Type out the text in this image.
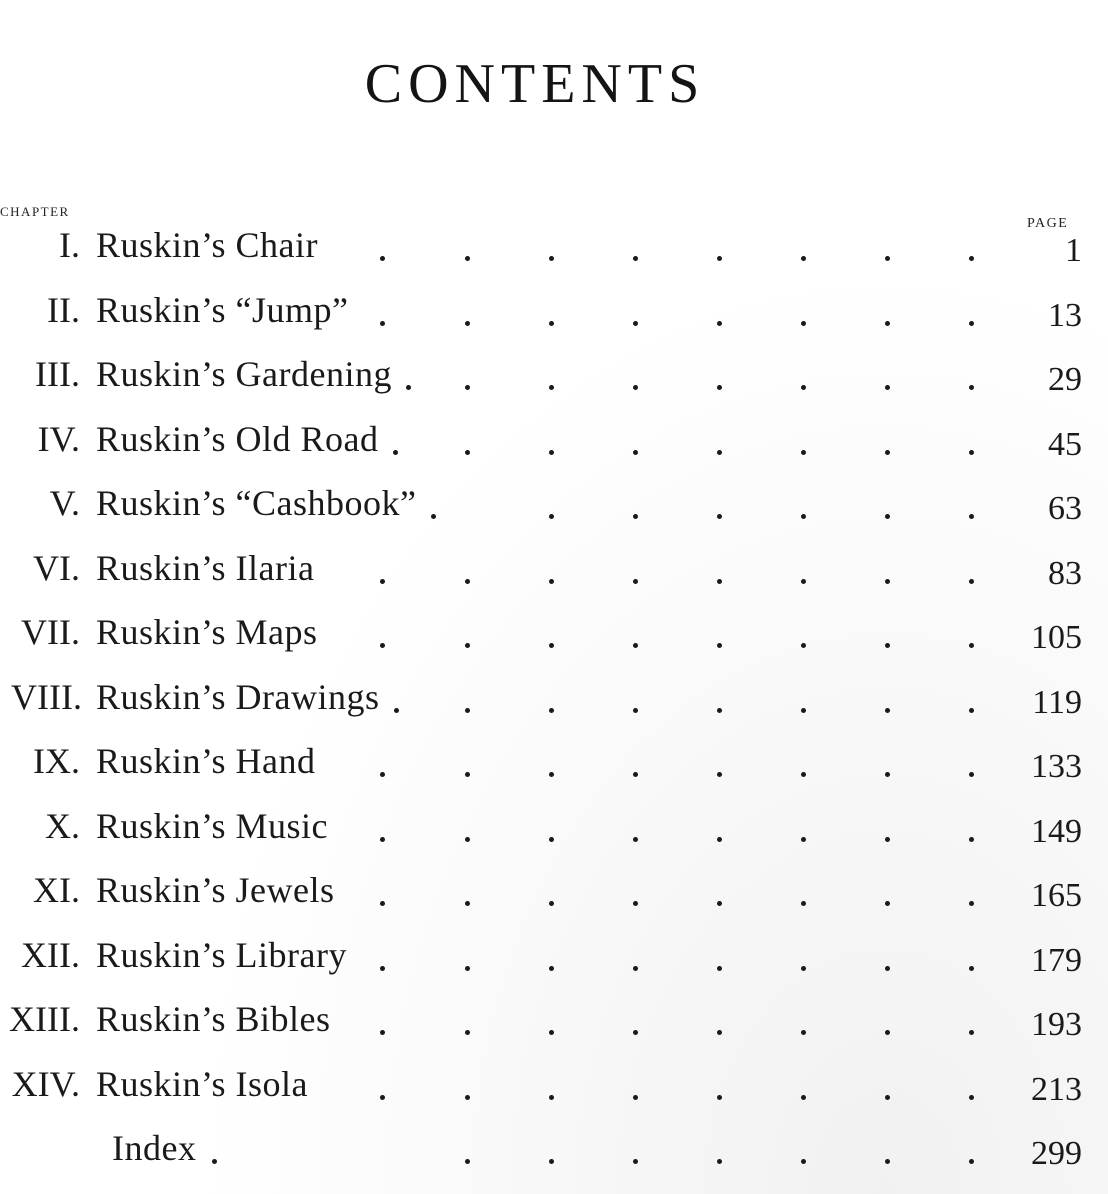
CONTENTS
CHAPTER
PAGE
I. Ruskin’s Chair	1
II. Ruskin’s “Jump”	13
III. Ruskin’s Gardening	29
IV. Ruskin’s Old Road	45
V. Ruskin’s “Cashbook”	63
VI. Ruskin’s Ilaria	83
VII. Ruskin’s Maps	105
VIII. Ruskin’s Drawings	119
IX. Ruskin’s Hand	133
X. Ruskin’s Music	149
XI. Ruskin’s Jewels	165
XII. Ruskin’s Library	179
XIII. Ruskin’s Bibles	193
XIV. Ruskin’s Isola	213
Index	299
==
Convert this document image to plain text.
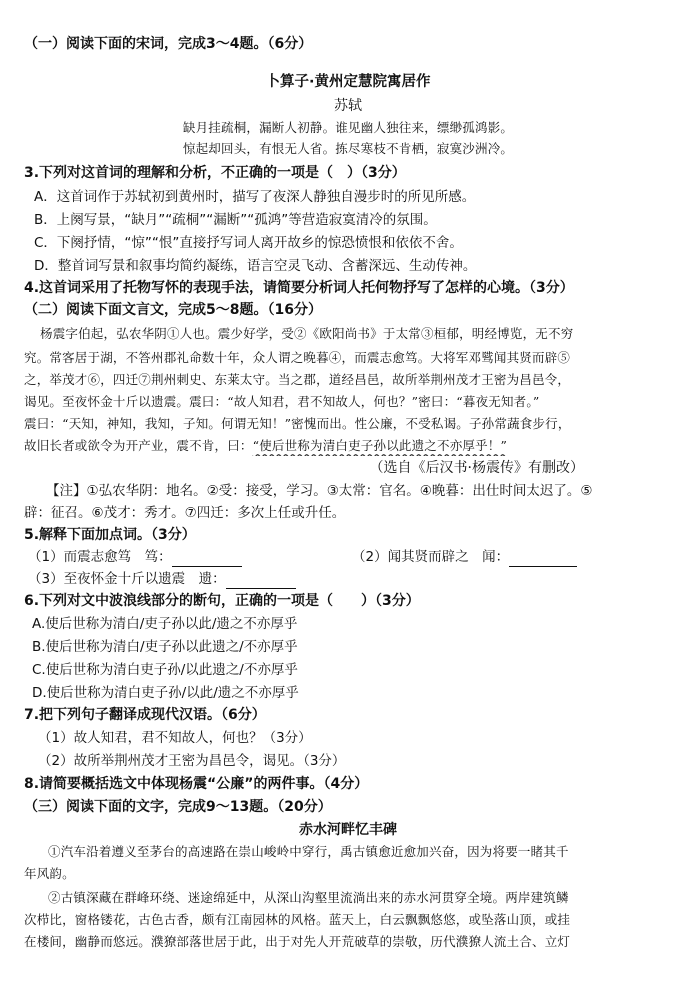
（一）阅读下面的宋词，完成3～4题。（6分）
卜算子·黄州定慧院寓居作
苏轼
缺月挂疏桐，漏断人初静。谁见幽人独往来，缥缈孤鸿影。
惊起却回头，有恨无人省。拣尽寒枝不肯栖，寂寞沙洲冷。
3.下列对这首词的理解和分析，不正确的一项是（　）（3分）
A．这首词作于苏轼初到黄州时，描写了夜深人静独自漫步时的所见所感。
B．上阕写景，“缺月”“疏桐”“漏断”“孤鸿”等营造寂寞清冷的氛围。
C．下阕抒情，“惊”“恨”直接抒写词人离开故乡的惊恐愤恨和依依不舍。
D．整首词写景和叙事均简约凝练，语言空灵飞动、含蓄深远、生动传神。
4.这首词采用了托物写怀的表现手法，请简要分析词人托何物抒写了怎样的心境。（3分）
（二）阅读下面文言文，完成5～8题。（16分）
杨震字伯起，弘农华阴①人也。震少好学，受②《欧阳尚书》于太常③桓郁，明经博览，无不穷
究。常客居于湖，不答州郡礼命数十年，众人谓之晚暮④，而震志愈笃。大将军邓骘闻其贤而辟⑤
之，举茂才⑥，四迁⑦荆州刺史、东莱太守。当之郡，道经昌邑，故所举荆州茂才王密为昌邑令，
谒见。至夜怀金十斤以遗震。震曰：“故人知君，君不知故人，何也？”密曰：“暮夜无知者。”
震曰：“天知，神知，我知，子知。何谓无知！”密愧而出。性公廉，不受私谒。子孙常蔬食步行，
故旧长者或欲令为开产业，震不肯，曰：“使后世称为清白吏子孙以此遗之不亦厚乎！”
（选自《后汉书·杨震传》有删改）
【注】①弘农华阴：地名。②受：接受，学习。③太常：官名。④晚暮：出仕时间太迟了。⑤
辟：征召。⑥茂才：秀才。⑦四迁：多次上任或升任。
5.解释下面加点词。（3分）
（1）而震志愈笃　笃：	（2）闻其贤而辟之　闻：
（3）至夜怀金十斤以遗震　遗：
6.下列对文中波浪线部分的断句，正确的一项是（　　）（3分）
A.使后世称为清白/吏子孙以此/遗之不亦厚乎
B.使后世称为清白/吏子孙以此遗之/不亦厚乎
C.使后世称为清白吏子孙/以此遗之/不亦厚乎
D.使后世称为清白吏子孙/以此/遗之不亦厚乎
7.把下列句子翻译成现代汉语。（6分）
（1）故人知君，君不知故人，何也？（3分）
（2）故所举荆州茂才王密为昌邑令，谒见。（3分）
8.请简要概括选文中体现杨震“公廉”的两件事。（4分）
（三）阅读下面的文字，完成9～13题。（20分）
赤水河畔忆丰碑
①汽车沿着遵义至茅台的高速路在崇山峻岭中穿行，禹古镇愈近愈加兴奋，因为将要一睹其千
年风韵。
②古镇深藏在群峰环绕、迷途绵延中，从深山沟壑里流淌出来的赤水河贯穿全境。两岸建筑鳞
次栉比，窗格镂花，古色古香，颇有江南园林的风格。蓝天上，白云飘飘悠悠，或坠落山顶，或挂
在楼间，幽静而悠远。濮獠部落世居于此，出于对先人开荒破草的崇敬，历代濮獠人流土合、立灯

PROBLEM TO SOLVE
In the records above, how many lines contain the string "image"? State that number only.

EXERCISE OUTPUT
2